Ação necessária >> Complete a entrevista sobre Flamengo e Fluminense na pandemia, redigindo o trecho que vem logo após a última pergunta apresentada.

Postura do Fla na pandemia se comparada a do Flu, foi certa ou errada?
– O Flamengo fez um trabalho muito bom. Teve testagem massiva, treinamento com característica de proteção. Legal. O Flamengo hoje tem uma estrutura maravilhosa, mas a maioria dos clubes não possuem isso. O Márcio Tanure montou um departamento médico muito bem equipado. Os outros clubes têm? Não acredito. O Fluminense mostrou no domingo um belo trabalho que foi feito pelo Marcos Seixas, Juliano, pelo departamento médico, pelo Filé, de atividades física durante esse período. Não é o suficiente, mas seriam pessoas que estariam em destreinamento durante muito mais tempo. A minha posição, sinceramente, seria aguardar um pouco mais. Pode ser exagero e talvez já dê pra voltar? Sim. Mas como não temos uma resposta definida sobre a COVID-19, acho que sim poderia dar uma chance para esse número cair ainda mais, respeitando os que planejaram a volta agora, já que as pessoas não conhecem o vírus e isso pode levar a erros tanto para mais como para menos.
Do ponto de vista da preparação, o Fla já treina há cerca de um mês em campo e o Flu ainda não pisou num gramado desde o início da quarentena. Esse desequilíbrio é visto por poucos como erro de planejamento do Flu e, outros, como exagero do Fla ao passar por cima de alguma orientações. Qual é a sua opinião em torno disto e como afeta em campo?

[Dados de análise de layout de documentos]

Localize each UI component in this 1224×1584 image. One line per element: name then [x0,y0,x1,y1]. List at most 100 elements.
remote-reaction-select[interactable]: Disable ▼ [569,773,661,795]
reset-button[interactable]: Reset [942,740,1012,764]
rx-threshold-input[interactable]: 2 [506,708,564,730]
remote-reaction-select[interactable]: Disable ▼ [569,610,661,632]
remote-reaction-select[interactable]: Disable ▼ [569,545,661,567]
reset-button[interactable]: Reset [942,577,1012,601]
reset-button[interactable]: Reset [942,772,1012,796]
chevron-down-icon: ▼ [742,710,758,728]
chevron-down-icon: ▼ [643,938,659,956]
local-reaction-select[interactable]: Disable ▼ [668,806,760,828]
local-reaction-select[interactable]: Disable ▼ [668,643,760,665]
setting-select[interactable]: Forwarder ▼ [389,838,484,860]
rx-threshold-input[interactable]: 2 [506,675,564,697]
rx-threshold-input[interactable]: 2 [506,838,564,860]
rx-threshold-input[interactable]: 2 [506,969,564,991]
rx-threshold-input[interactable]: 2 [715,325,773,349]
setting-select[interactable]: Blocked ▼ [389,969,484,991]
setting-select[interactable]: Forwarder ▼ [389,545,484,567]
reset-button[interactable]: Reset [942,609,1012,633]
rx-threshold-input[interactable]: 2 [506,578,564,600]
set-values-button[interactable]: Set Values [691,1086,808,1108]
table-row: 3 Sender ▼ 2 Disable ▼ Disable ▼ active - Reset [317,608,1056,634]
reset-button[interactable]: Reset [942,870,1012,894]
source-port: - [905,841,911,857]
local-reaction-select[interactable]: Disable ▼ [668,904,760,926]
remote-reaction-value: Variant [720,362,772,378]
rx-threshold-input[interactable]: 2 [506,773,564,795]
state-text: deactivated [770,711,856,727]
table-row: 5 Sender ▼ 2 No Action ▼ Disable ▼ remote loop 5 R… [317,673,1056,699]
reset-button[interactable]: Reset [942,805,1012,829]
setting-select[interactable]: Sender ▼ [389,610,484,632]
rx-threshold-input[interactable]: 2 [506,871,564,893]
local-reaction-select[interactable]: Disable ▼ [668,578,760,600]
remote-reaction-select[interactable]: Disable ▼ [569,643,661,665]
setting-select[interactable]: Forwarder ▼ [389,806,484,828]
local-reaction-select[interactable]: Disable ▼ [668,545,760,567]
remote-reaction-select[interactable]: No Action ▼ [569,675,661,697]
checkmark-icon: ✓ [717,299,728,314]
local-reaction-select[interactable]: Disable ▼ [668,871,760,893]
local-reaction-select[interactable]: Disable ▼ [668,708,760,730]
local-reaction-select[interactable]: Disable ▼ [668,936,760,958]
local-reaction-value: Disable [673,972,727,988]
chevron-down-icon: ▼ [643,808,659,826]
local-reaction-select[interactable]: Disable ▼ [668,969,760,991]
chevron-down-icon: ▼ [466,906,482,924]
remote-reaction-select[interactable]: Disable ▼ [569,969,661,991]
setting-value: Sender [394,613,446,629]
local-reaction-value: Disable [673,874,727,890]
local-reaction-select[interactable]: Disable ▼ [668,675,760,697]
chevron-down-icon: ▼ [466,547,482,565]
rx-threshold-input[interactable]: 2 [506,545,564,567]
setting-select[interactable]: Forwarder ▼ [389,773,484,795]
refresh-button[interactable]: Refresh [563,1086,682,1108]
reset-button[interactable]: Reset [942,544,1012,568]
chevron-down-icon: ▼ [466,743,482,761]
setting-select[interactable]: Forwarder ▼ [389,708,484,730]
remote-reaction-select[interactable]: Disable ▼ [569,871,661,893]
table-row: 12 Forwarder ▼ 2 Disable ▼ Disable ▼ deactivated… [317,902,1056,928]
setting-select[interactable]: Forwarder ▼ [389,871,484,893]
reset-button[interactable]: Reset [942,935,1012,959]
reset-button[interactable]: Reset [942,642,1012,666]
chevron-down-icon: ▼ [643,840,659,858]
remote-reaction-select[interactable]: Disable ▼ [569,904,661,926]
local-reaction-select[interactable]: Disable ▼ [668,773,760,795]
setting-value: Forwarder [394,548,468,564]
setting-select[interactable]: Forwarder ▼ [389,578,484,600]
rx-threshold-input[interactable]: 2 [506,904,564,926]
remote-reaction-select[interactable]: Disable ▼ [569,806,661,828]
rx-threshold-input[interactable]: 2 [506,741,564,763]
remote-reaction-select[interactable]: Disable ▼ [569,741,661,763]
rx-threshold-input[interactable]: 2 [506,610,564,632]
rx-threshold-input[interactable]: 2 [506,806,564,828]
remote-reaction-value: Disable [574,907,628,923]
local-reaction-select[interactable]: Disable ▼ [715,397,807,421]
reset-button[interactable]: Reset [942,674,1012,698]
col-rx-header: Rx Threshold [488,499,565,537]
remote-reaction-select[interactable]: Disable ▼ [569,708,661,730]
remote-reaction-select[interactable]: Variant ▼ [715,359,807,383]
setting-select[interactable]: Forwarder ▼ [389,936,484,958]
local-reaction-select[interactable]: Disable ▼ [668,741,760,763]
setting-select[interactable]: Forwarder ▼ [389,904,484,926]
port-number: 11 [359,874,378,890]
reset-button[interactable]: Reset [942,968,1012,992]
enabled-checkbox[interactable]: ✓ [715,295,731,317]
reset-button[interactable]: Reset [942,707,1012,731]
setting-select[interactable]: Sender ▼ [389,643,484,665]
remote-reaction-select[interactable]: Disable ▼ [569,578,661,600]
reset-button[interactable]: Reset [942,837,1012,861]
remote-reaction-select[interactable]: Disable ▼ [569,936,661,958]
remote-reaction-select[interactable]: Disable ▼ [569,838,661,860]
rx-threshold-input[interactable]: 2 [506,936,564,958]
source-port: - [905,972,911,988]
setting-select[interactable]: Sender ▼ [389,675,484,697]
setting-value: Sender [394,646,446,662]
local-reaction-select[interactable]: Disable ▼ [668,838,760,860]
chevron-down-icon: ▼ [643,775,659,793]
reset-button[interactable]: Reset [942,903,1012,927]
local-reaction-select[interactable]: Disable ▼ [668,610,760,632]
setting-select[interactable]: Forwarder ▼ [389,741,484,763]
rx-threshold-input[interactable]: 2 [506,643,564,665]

Resultado do exercício >>
– Pergunta muito boa. Acho que o Fluminense se alinhou à proposta que fez desde o começo. Dentro da coerência do Fluminense, entendo que o planejamento é esse. Se fez um trabalho domiciliar dentro do que tinha e se seguiu essa linha aguardando que, pelo menos, se teria duas semanas para poder treinar depois que houvesse uma abertura. O Flamengo fez uma proposta diferente, apostando na sua estrutura, na segurança que poderia ser ofertada. São pensamentos diferentes que darão vantagens, evidentemente, aos times que já estão treinando em campo. Se essa competição for iniciada, pelo que estou ouvindo de dizer, mas as coisas no Brasil mudam numa velocidade muito grande, esse é o cenário.
Faltou liderança da Ferj, então, para encontrar um caminho que fosse minimamente celebrado por ambos os lados?
– Como tudo nessa pandemia, faltou gestão, um planejamento que fosse uniforme e do agrado de todos os participantes. Se um participante forte, seja Flu, Vasco, Botafogo ou Flamengo não se entende com segurança, baseado nos números que se tem, Brasil com mil mortes diárias, o Fluminense apostou numa proposta e eu não posso considerar isso como um erro de planejamento. O Tricolor foi coerente com as suas ideias e o Flamengo foi coerente com as dele. Cabia, então, ter uma gestão no meio que ponderasse todos os lados. Acho que a gestão foi sempre muito partidária ao retorno precoce, contrariando as expectativas e o planejamento de outros clubes. Dentro de uma escolha como essa, ser conservador e prestar mais atenção na saúde é o lado que eu escolheria.